__Written request__. Tell how many lines carry the word "screenshot"; the reply is the number and nothing else.

__Given records__.
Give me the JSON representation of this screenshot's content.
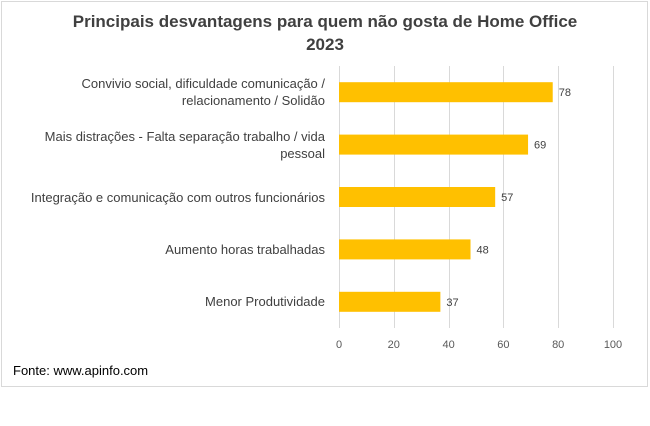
{
  "chart_data": {
    "type": "bar",
    "orientation": "horizontal",
    "title_line1": "Principais desvantagens para quem não gosta de Home Office",
    "title_line2": "2023",
    "categories": [
      [
        "Convivio social, dificuldade comunicação /",
        "relacionamento / Solidão"
      ],
      [
        "Mais distrações - Falta separação trabalho / vida",
        "pessoal"
      ],
      [
        "Integração e comunicação com outros funcionários"
      ],
      [
        "Aumento horas trabalhadas"
      ],
      [
        "Menor Produtividade"
      ]
    ],
    "values": [
      78,
      69,
      57,
      48,
      37
    ],
    "xlim": [
      0,
      100
    ],
    "xticks": [
      0,
      20,
      40,
      60,
      80,
      100
    ],
    "grid": true,
    "legend": "none",
    "bar_color": "#FFC000"
  },
  "source": "Fonte: www.apinfo.com"
}
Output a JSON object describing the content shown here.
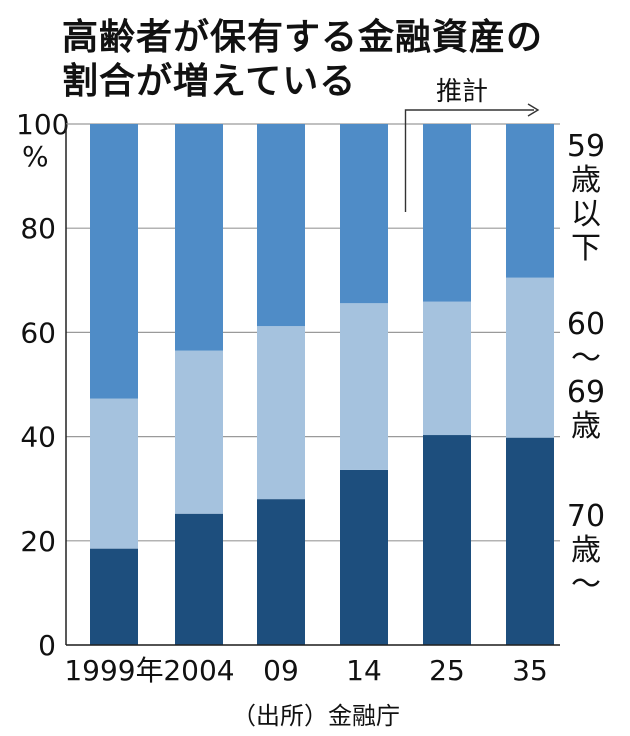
{
  "title_line1": "高齢者が保有する金融資産の",
  "title_line2": "割合が増えている",
  "unit_line1": "100",
  "unit_line2": "%",
  "estimate_label": "推計",
  "source": "（出所）金融庁",
  "colors": {
    "dark": "#1d4e7d",
    "light": "#a5c2de",
    "mid": "#4f8cc7"
  },
  "chart_data": {
    "type": "bar",
    "stacked": true,
    "categories": [
      "1999年",
      "2004",
      "09",
      "14",
      "25",
      "35"
    ],
    "series": [
      {
        "name": "70歳〜",
        "values": [
          18.5,
          25.2,
          28.0,
          33.6,
          40.3,
          39.8
        ]
      },
      {
        "name": "60〜69歳",
        "values": [
          28.8,
          31.3,
          33.2,
          32.0,
          25.6,
          30.7
        ]
      },
      {
        "name": "59歳以下",
        "values": [
          52.7,
          43.5,
          38.8,
          34.4,
          34.1,
          29.5
        ]
      }
    ],
    "legend_lines": [
      [
        "59",
        "歳",
        "以",
        "下"
      ],
      [
        "60",
        "〜",
        "69",
        "歳"
      ],
      [
        "70",
        "歳",
        "〜"
      ]
    ],
    "ylim": [
      0,
      100
    ],
    "yticks": [
      0,
      20,
      40,
      60,
      80,
      100
    ],
    "ytick_labels": [
      "0",
      "20",
      "40",
      "60",
      "80",
      ""
    ],
    "estimate_from_index": 4
  }
}
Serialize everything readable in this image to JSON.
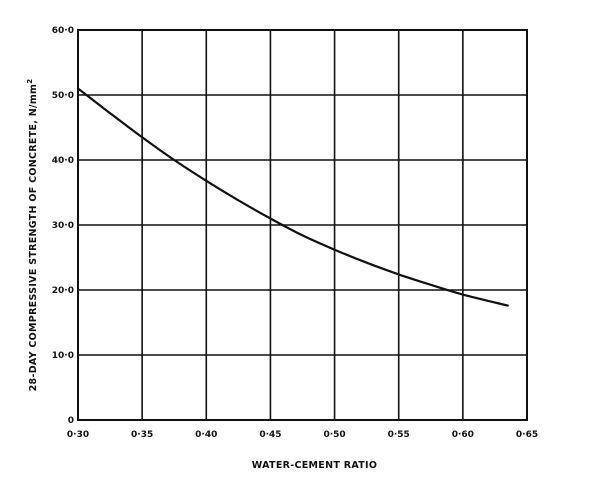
{
  "chart_data": {
    "type": "line",
    "title": "",
    "xlabel": "WATER-CEMENT RATIO",
    "ylabel": "28-DAY COMPRESSIVE STRENGTH OF CONCRETE, N/mm",
    "ylabel_superscript": "2",
    "xlim": [
      0.3,
      0.65
    ],
    "ylim": [
      0,
      60
    ],
    "x_ticks": [
      0.3,
      0.35,
      0.4,
      0.45,
      0.5,
      0.55,
      0.6,
      0.65
    ],
    "x_tick_labels": [
      "0·30",
      "0·35",
      "0·40",
      "0·45",
      "0·50",
      "0·55",
      "0·60",
      "0·65"
    ],
    "y_ticks": [
      0,
      10,
      20,
      30,
      40,
      50,
      60
    ],
    "y_tick_labels": [
      "0",
      "10·0",
      "20·0",
      "30·0",
      "40·0",
      "50·0",
      "60·0"
    ],
    "grid": true,
    "legend": "none",
    "series": [
      {
        "x": [
          0.3,
          0.325,
          0.35,
          0.375,
          0.4,
          0.425,
          0.45,
          0.475,
          0.5,
          0.525,
          0.55,
          0.575,
          0.6,
          0.635
        ],
        "y": [
          51.0,
          47.2,
          43.5,
          40.0,
          36.8,
          33.8,
          31.0,
          28.4,
          26.2,
          24.2,
          22.4,
          20.8,
          19.3,
          17.6
        ]
      }
    ]
  }
}
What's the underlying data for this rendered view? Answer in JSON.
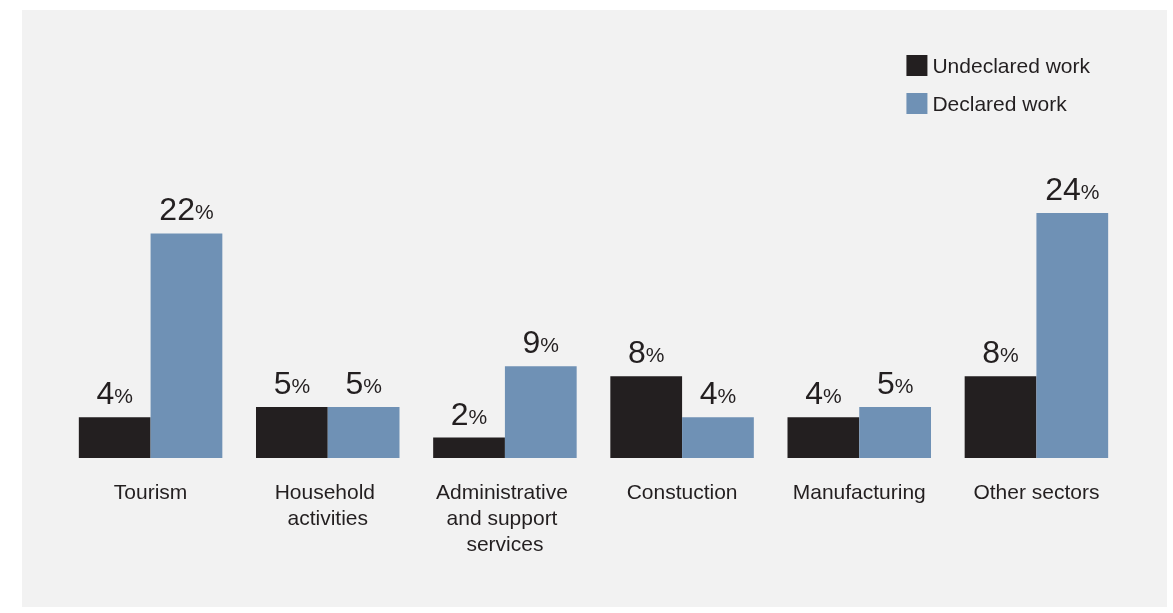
{
  "chart_data": {
    "type": "bar",
    "categories": [
      "Tourism",
      "Household activities",
      "Administrative and support services",
      "Constuction",
      "Manufacturing",
      "Other sectors"
    ],
    "series": [
      {
        "name": "Undeclared work",
        "color": "#231f20",
        "values": [
          4,
          5,
          2,
          8,
          4,
          8
        ],
        "value_labels": [
          "4%",
          "5%",
          "2%",
          "8%",
          "4%",
          "8%"
        ]
      },
      {
        "name": "Declared work",
        "color": "#6f91b5",
        "values": [
          22,
          5,
          9,
          4,
          5,
          24
        ],
        "value_labels": [
          "22%",
          "5%",
          "9%",
          "4%",
          "5%",
          "24%"
        ]
      }
    ],
    "legend": "top right",
    "grid": false
  }
}
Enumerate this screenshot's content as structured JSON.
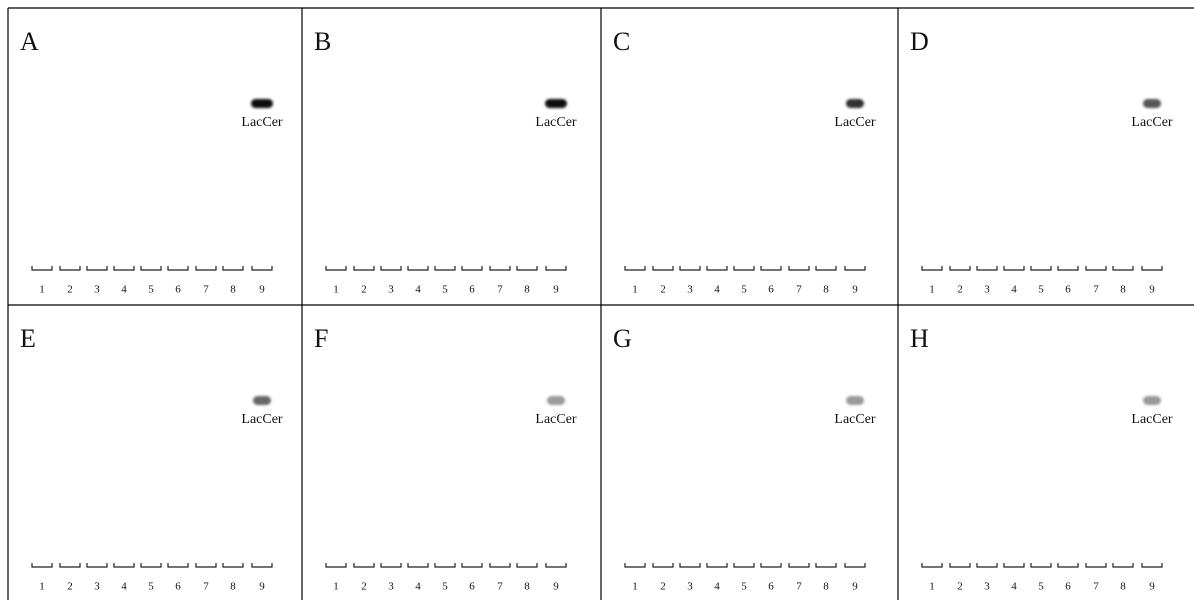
{
  "panels": [
    {
      "label": "A",
      "band_label": "LacCer",
      "band_color": "#111111",
      "lanes": [
        "1",
        "2",
        "3",
        "4",
        "5",
        "6",
        "7",
        "8",
        "9"
      ]
    },
    {
      "label": "B",
      "band_label": "LacCer",
      "band_color": "#111111",
      "lanes": [
        "1",
        "2",
        "3",
        "4",
        "5",
        "6",
        "7",
        "8",
        "9"
      ]
    },
    {
      "label": "C",
      "band_label": "LacCer",
      "band_color": "#333333",
      "lanes": [
        "1",
        "2",
        "3",
        "4",
        "5",
        "6",
        "7",
        "8",
        "9"
      ]
    },
    {
      "label": "D",
      "band_label": "LacCer",
      "band_color": "#555555",
      "lanes": [
        "1",
        "2",
        "3",
        "4",
        "5",
        "6",
        "7",
        "8",
        "9"
      ]
    },
    {
      "label": "E",
      "band_label": "LacCer",
      "band_color": "#666666",
      "lanes": [
        "1",
        "2",
        "3",
        "4",
        "5",
        "6",
        "7",
        "8",
        "9"
      ]
    },
    {
      "label": "F",
      "band_label": "LacCer",
      "band_color": "#9a9a9a",
      "lanes": [
        "1",
        "2",
        "3",
        "4",
        "5",
        "6",
        "7",
        "8",
        "9"
      ]
    },
    {
      "label": "G",
      "band_label": "LacCer",
      "band_color": "#9a9a9a",
      "lanes": [
        "1",
        "2",
        "3",
        "4",
        "5",
        "6",
        "7",
        "8",
        "9"
      ]
    },
    {
      "label": "H",
      "band_label": "LacCer",
      "band_color": "#9a9a9a",
      "lanes": [
        "1",
        "2",
        "3",
        "4",
        "5",
        "6",
        "7",
        "8",
        "9"
      ]
    }
  ]
}
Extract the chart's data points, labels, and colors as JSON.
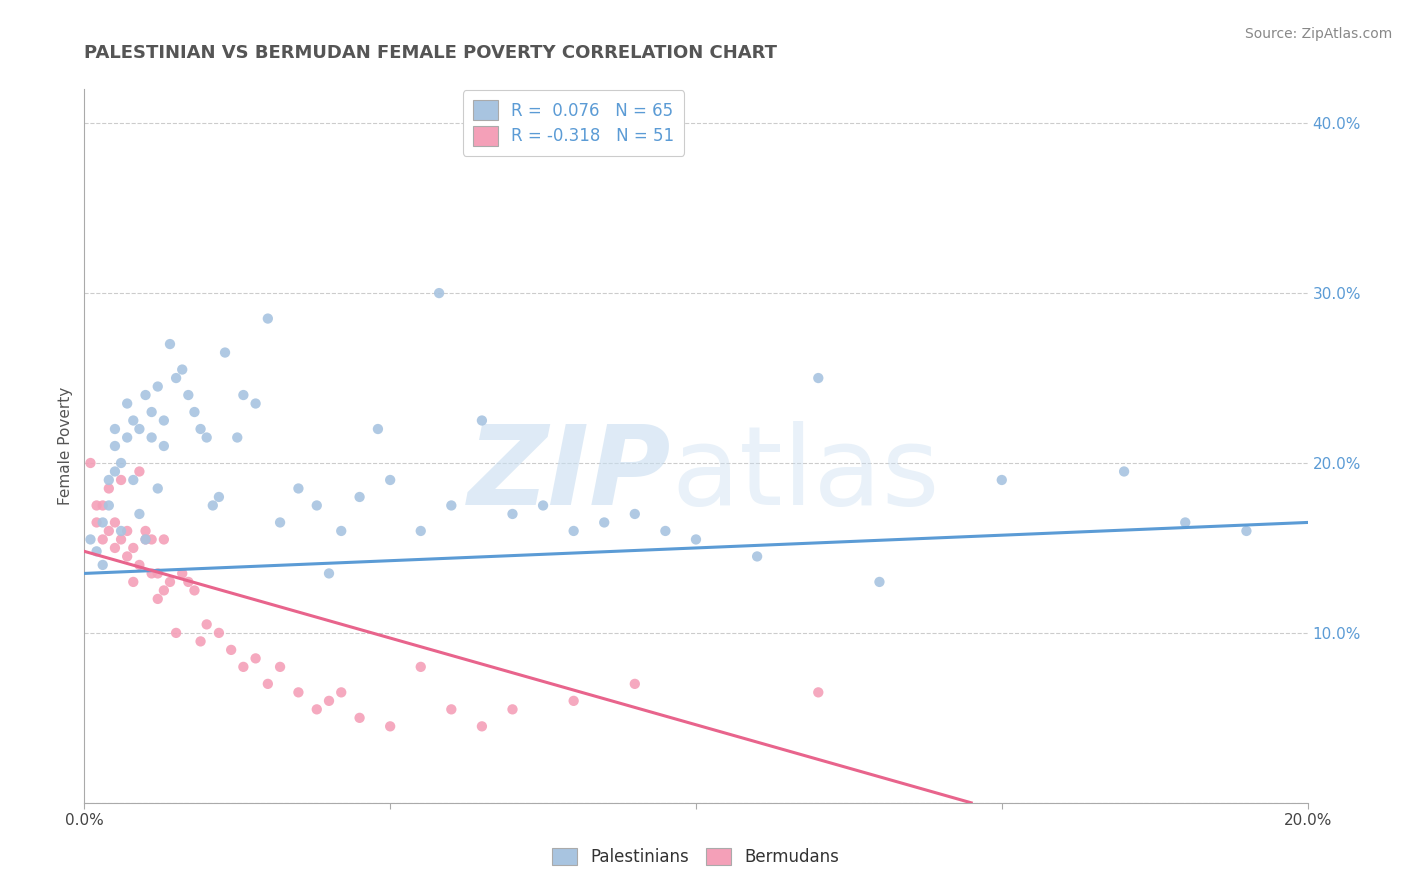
{
  "title": "PALESTINIAN VS BERMUDAN FEMALE POVERTY CORRELATION CHART",
  "source": "Source: ZipAtlas.com",
  "ylabel": "Female Poverty",
  "xlim": [
    0.0,
    0.2
  ],
  "ylim": [
    0.0,
    0.42
  ],
  "y_ticks": [
    0.0,
    0.1,
    0.2,
    0.3,
    0.4
  ],
  "y_tick_labels": [
    "",
    "10.0%",
    "20.0%",
    "30.0%",
    "40.0%"
  ],
  "x_tick_labels": [
    "0.0%",
    "",
    "",
    "",
    "20.0%"
  ],
  "pal_color": "#a8c4e0",
  "ber_color": "#f4a0b8",
  "pal_line_color": "#5b9bd5",
  "ber_line_color": "#e8648c",
  "legend_r1": "R =  0.076   N = 65",
  "legend_r2": "R = -0.318   N = 51",
  "pal_trendline_x": [
    0.0,
    0.2
  ],
  "pal_trendline_y": [
    0.135,
    0.165
  ],
  "ber_trendline_x": [
    0.0,
    0.145
  ],
  "ber_trendline_y": [
    0.148,
    0.0
  ],
  "palestinians_scatter_x": [
    0.001,
    0.002,
    0.003,
    0.003,
    0.004,
    0.004,
    0.005,
    0.005,
    0.005,
    0.006,
    0.006,
    0.007,
    0.007,
    0.008,
    0.008,
    0.009,
    0.009,
    0.01,
    0.01,
    0.011,
    0.011,
    0.012,
    0.012,
    0.013,
    0.013,
    0.014,
    0.015,
    0.016,
    0.017,
    0.018,
    0.019,
    0.02,
    0.021,
    0.022,
    0.023,
    0.025,
    0.026,
    0.028,
    0.03,
    0.032,
    0.035,
    0.038,
    0.04,
    0.042,
    0.045,
    0.048,
    0.05,
    0.055,
    0.058,
    0.06,
    0.065,
    0.07,
    0.075,
    0.08,
    0.085,
    0.09,
    0.095,
    0.1,
    0.11,
    0.12,
    0.13,
    0.15,
    0.17,
    0.18,
    0.19
  ],
  "palestinians_scatter_y": [
    0.155,
    0.148,
    0.14,
    0.165,
    0.175,
    0.19,
    0.195,
    0.21,
    0.22,
    0.16,
    0.2,
    0.215,
    0.235,
    0.19,
    0.225,
    0.17,
    0.22,
    0.155,
    0.24,
    0.23,
    0.215,
    0.245,
    0.185,
    0.225,
    0.21,
    0.27,
    0.25,
    0.255,
    0.24,
    0.23,
    0.22,
    0.215,
    0.175,
    0.18,
    0.265,
    0.215,
    0.24,
    0.235,
    0.285,
    0.165,
    0.185,
    0.175,
    0.135,
    0.16,
    0.18,
    0.22,
    0.19,
    0.16,
    0.3,
    0.175,
    0.225,
    0.17,
    0.175,
    0.16,
    0.165,
    0.17,
    0.16,
    0.155,
    0.145,
    0.25,
    0.13,
    0.19,
    0.195,
    0.165,
    0.16
  ],
  "bermudans_scatter_x": [
    0.001,
    0.002,
    0.002,
    0.003,
    0.003,
    0.004,
    0.004,
    0.005,
    0.005,
    0.006,
    0.006,
    0.007,
    0.007,
    0.008,
    0.008,
    0.009,
    0.009,
    0.01,
    0.01,
    0.011,
    0.011,
    0.012,
    0.012,
    0.013,
    0.013,
    0.014,
    0.015,
    0.016,
    0.017,
    0.018,
    0.019,
    0.02,
    0.022,
    0.024,
    0.026,
    0.028,
    0.03,
    0.032,
    0.035,
    0.038,
    0.04,
    0.042,
    0.045,
    0.05,
    0.055,
    0.06,
    0.065,
    0.07,
    0.08,
    0.09,
    0.12
  ],
  "bermudans_scatter_y": [
    0.2,
    0.165,
    0.175,
    0.155,
    0.175,
    0.16,
    0.185,
    0.15,
    0.165,
    0.155,
    0.19,
    0.145,
    0.16,
    0.13,
    0.15,
    0.14,
    0.195,
    0.155,
    0.16,
    0.135,
    0.155,
    0.12,
    0.135,
    0.125,
    0.155,
    0.13,
    0.1,
    0.135,
    0.13,
    0.125,
    0.095,
    0.105,
    0.1,
    0.09,
    0.08,
    0.085,
    0.07,
    0.08,
    0.065,
    0.055,
    0.06,
    0.065,
    0.05,
    0.045,
    0.08,
    0.055,
    0.045,
    0.055,
    0.06,
    0.07,
    0.065
  ]
}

__Result of this exercise__. 2